- [Goal of the exercise]
Report each line of the data that has "JSON" somewhere in it.
**** Supplied material ****
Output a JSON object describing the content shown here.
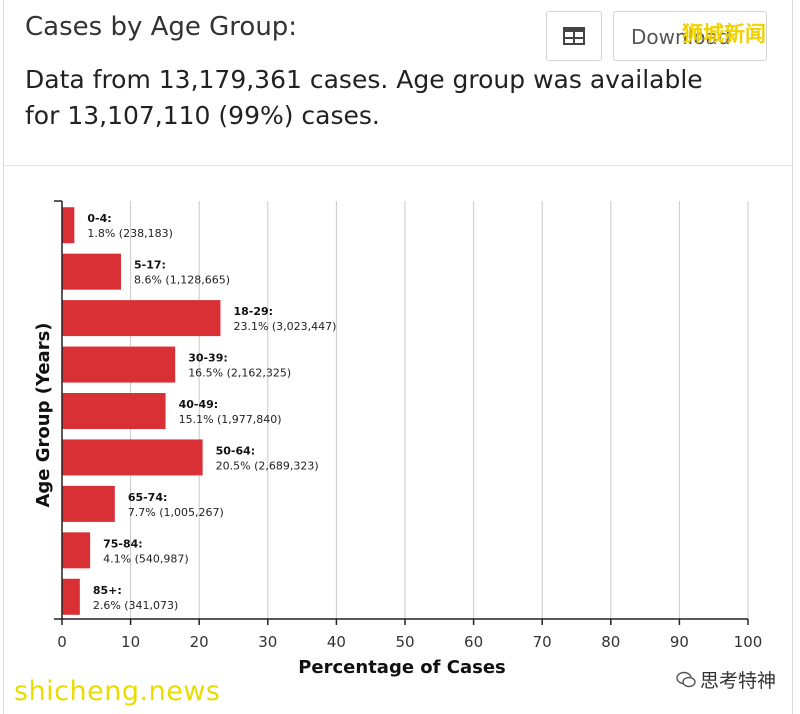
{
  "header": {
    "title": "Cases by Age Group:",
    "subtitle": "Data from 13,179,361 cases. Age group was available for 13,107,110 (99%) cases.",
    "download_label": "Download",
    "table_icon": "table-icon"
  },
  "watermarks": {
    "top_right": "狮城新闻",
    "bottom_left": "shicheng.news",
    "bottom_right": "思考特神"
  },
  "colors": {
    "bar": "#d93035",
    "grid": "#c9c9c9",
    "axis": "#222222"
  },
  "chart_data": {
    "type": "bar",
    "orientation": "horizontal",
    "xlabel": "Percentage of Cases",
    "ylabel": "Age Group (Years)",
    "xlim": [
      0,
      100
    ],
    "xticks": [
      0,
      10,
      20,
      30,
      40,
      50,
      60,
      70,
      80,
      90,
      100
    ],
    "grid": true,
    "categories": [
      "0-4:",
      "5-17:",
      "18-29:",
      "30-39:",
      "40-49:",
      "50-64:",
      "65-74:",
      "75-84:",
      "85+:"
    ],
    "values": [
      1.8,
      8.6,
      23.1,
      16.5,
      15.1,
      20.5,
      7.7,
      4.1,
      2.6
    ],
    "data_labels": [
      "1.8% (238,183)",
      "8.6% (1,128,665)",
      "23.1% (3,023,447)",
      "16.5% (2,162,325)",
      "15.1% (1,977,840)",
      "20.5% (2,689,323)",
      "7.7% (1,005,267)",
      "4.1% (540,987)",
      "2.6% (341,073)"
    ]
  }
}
****
**** Supplied material ****
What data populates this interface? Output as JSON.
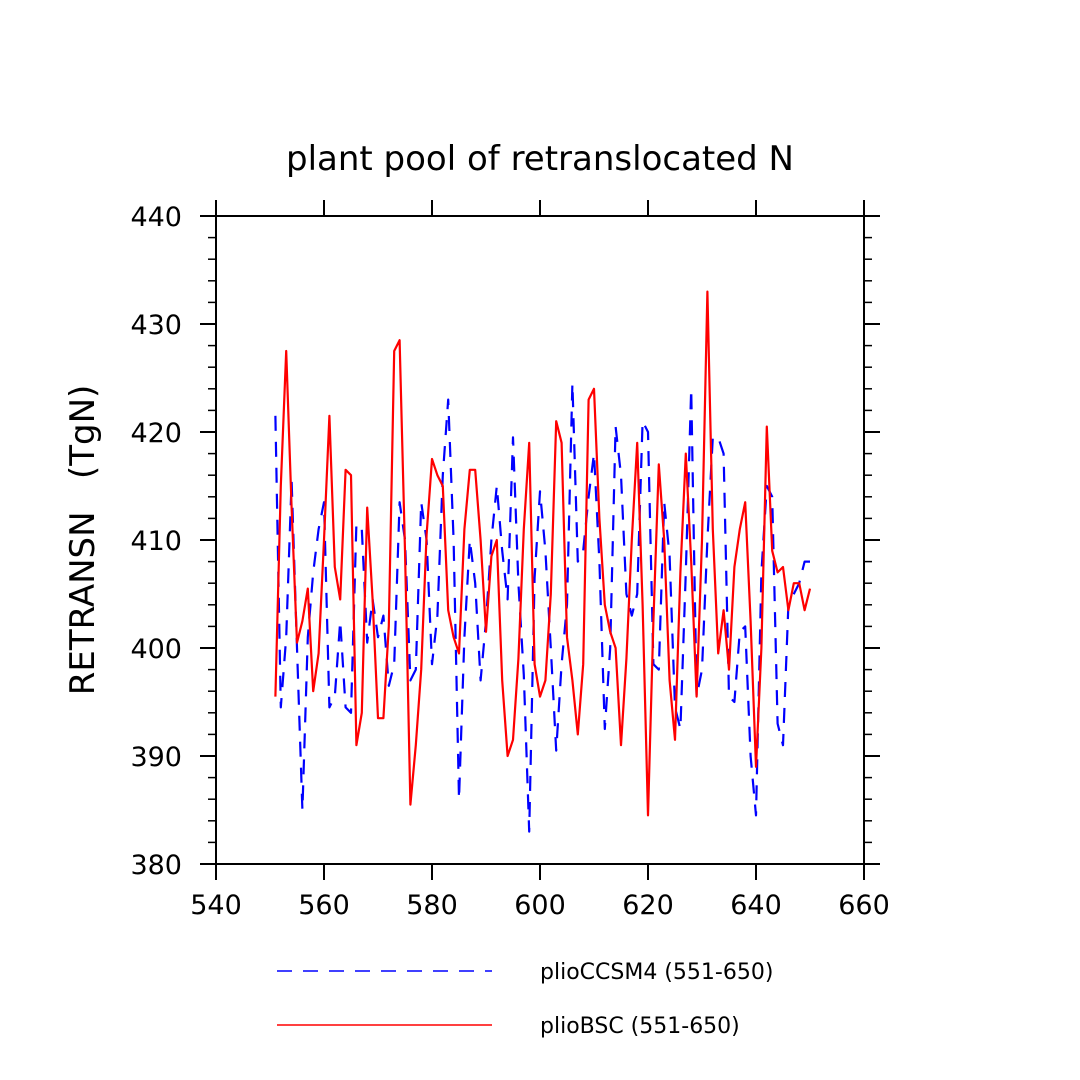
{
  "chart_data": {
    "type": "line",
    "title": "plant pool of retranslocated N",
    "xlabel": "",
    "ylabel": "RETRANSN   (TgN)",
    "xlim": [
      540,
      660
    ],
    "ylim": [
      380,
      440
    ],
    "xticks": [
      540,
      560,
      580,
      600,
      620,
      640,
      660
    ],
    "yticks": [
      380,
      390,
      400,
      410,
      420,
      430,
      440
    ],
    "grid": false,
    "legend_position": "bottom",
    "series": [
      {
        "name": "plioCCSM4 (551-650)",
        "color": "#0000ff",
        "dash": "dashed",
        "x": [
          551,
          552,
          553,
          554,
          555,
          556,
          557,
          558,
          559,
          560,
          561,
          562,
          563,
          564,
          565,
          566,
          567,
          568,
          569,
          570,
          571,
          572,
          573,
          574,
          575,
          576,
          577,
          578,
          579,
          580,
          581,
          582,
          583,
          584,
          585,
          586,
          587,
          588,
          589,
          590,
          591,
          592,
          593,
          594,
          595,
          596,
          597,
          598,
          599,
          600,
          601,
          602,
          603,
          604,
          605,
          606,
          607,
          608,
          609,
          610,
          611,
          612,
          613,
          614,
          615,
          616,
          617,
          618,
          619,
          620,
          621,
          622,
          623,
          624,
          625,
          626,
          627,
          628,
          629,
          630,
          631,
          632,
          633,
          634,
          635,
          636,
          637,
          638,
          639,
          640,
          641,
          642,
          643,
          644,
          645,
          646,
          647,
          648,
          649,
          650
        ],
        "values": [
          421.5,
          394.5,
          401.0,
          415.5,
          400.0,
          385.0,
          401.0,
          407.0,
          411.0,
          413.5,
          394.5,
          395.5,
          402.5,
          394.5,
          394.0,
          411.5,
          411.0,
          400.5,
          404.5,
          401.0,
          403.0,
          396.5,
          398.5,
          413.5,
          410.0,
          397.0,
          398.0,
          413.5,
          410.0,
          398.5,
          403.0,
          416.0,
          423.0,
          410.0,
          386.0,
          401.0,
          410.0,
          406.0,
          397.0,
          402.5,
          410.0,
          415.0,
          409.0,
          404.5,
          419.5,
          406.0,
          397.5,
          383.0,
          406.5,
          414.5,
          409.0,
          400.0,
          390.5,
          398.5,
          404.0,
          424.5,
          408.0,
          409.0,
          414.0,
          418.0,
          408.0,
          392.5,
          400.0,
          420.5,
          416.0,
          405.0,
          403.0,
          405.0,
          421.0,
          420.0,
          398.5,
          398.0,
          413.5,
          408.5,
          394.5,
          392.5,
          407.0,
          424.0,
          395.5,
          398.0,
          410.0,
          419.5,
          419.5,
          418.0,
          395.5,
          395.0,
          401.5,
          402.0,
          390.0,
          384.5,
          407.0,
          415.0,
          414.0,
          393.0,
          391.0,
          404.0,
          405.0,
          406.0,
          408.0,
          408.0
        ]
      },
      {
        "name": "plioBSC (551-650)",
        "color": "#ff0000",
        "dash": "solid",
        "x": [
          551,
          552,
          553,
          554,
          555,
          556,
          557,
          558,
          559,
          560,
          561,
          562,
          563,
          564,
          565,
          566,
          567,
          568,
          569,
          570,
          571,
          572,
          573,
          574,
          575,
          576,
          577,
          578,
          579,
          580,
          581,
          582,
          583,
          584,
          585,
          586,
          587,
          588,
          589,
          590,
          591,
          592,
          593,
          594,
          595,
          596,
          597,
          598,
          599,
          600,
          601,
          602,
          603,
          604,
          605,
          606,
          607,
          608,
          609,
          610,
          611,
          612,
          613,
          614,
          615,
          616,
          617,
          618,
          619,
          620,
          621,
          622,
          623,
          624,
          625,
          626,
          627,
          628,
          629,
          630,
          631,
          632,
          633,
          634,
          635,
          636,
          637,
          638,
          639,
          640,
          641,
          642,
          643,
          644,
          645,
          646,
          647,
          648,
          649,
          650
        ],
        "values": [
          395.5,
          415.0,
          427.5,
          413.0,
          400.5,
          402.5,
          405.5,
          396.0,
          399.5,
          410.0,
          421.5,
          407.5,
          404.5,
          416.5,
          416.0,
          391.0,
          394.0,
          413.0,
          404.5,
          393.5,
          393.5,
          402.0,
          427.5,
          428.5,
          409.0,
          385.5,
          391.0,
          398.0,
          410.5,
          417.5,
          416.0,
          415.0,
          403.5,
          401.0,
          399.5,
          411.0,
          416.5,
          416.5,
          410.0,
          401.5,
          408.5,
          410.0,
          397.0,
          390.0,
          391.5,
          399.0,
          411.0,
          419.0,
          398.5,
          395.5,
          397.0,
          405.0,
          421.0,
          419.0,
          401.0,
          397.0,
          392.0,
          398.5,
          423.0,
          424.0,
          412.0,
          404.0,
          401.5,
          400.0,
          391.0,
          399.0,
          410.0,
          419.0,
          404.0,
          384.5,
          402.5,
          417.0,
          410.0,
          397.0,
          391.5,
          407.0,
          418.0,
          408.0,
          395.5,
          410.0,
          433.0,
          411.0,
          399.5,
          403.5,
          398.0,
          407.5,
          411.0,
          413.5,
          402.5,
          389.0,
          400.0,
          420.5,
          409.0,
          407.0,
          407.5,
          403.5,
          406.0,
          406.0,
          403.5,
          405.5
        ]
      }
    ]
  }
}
****
- [Task output]
Output a JSON object describing the content shown here.
What data populates this interface? Output as JSON.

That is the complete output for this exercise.